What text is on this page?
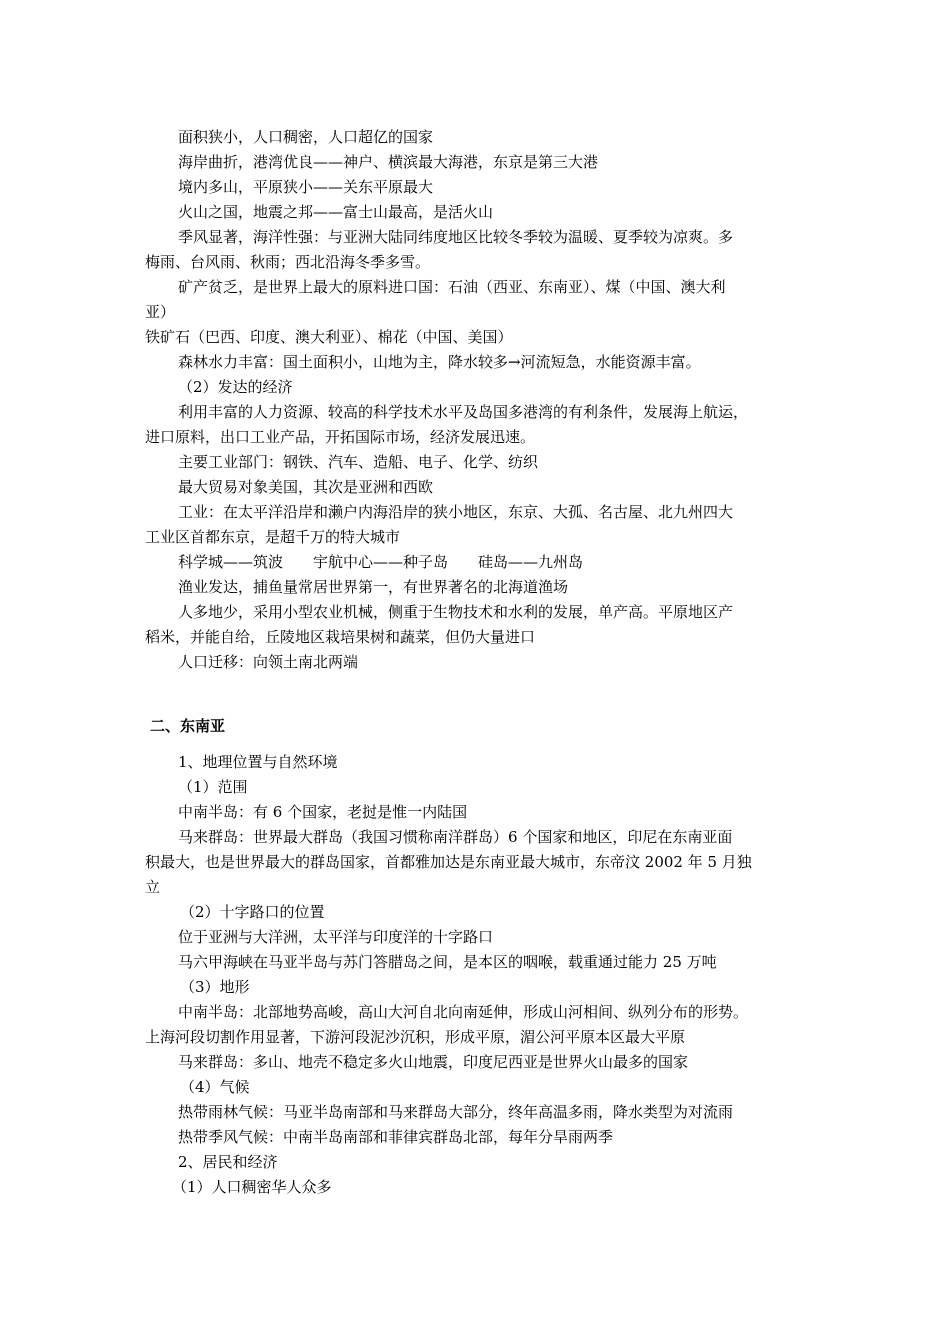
面积狭小，人口稠密，人口超亿的国家
海岸曲折，港湾优良——神户、横滨最大海港，东京是第三大港
境内多山，平原狭小——关东平原最大
火山之国，地震之邦——富士山最高，是活火山
季风显著，海洋性强：与亚洲大陆同纬度地区比较冬季较为温暖、夏季较为凉爽。多
梅雨、台风雨、秋雨；西北沿海冬季多雪。
矿产贫乏，是世界上最大的原料进口国：石油（西亚、东南亚）、煤（中国、澳大利
亚）
铁矿石（巴西、印度、澳大利亚）、棉花（中国、美国）
森林水力丰富：国土面积小，山地为主，降水较多→河流短急，水能资源丰富。
（2）发达的经济
利用丰富的人力资源、较高的科学技术水平及岛国多港湾的有利条件，发展海上航运，
进口原料，出口工业产品，开拓国际市场，经济发展迅速。
主要工业部门：钢铁、汽车、造船、电子、化学、纺织
最大贸易对象美国，其次是亚洲和西欧
工业：在太平洋沿岸和濑户内海沿岸的狭小地区，东京、大孤、名古屋、北九州四大
工业区首都东京，是超千万的特大城市
科学城——筑波 宇航中心——种子岛 硅岛——九州岛
渔业发达，捕鱼量常居世界第一，有世界著名的北海道渔场
人多地少，采用小型农业机械，侧重于生物技术和水利的发展，单产高。平原地区产
稻米，并能自给，丘陵地区栽培果树和蔬菜，但仍大量进口
人口迁移：向领土南北两端
二、东南亚
1、地理位置与自然环境
（1）范围
中南半岛：有 6 个国家，老挝是惟一内陆国
马来群岛：世界最大群岛（我国习惯称南洋群岛）6 个国家和地区，印尼在东南亚面
积最大，也是世界最大的群岛国家，首都雅加达是东南亚最大城市，东帝汶 2002 年 5 月独
立
（2）十字路口的位置
位于亚洲与大洋洲，太平洋与印度洋的十字路口
马六甲海峡在马亚半岛与苏门答腊岛之间，是本区的咽喉，载重通过能力 25 万吨
（3）地形
中南半岛：北部地势高峻，高山大河自北向南延伸，形成山河相间、纵列分布的形势。
上海河段切割作用显著，下游河段泥沙沉积，形成平原，湄公河平原本区最大平原
马来群岛：多山、地壳不稳定多火山地震，印度尼西亚是世界火山最多的国家
（4）气候
热带雨林气候：马亚半岛南部和马来群岛大部分，终年高温多雨，降水类型为对流雨
热带季风气候：中南半岛南部和菲律宾群岛北部，每年分旱雨两季
2、居民和经济
（1）人口稠密华人众多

□ □ □ □

Pictures don't belong in the copy. Transcribe every record exactly as it appears.

_COMPLETED EXERCISE_
What text is on this page?
面积狭小，人口稠密，人口超亿的国家
海岸曲折，港湾优良——神户、横滨最大海港，东京是第三大港
境内多山，平原狭小——关东平原最大
火山之国，地震之邦——富士山最高，是活火山
季风显著，海洋性强：与亚洲大陆同纬度地区比较冬季较为温暖、夏季较为凉爽。多
梅雨、台风雨、秋雨；西北沿海冬季多雪。
矿产贫乏，是世界上最大的原料进口国：石油（西亚、东南亚）、煤（中国、澳大利
亚）
铁矿石（巴西、印度、澳大利亚）、棉花（中国、美国）
森林水力丰富：国土面积小，山地为主，降水较多→河流短急，水能资源丰富。
（2）发达的经济
利用丰富的人力资源、较高的科学技术水平及岛国多港湾的有利条件，发展海上航运，
进口原料，出口工业产品，开拓国际市场，经济发展迅速。
主要工业部门：钢铁、汽车、造船、电子、化学、纺织
最大贸易对象美国，其次是亚洲和西欧
工业：在太平洋沿岸和濑户内海沿岸的狭小地区，东京、大孤、名古屋、北九州四大
工业区首都东京，是超千万的特大城市
科学城——筑波 宇航中心——种子岛 硅岛——九州岛
渔业发达，捕鱼量常居世界第一，有世界著名的北海道渔场
人多地少，采用小型农业机械，侧重于生物技术和水利的发展，单产高。平原地区产
稻米，并能自给，丘陵地区栽培果树和蔬菜，但仍大量进口
人口迁移：向领土南北两端
二、东南亚
1、地理位置与自然环境
（1）范围
中南半岛：有 6 个国家，老挝是惟一内陆国
马来群岛：世界最大群岛（我国习惯称南洋群岛）6 个国家和地区，印尼在东南亚面
积最大，也是世界最大的群岛国家，首都雅加达是东南亚最大城市，东帝汶 2002 年 5 月独
立
（2）十字路口的位置
位于亚洲与大洋洲，太平洋与印度洋的十字路口
马六甲海峡在马亚半岛与苏门答腊岛之间，是本区的咽喉，载重通过能力 25 万吨
（3）地形
中南半岛：北部地势高峻，高山大河自北向南延伸，形成山河相间、纵列分布的形势。
上海河段切割作用显著，下游河段泥沙沉积，形成平原，湄公河平原本区最大平原
马来群岛：多山、地壳不稳定多火山地震，印度尼西亚是世界火山最多的国家
（4）气候
热带雨林气候：马亚半岛南部和马来群岛大部分，终年高温多雨，降水类型为对流雨
热带季风气候：中南半岛南部和菲律宾群岛北部，每年分旱雨两季
2、居民和经济
（1）人口稠密华人众多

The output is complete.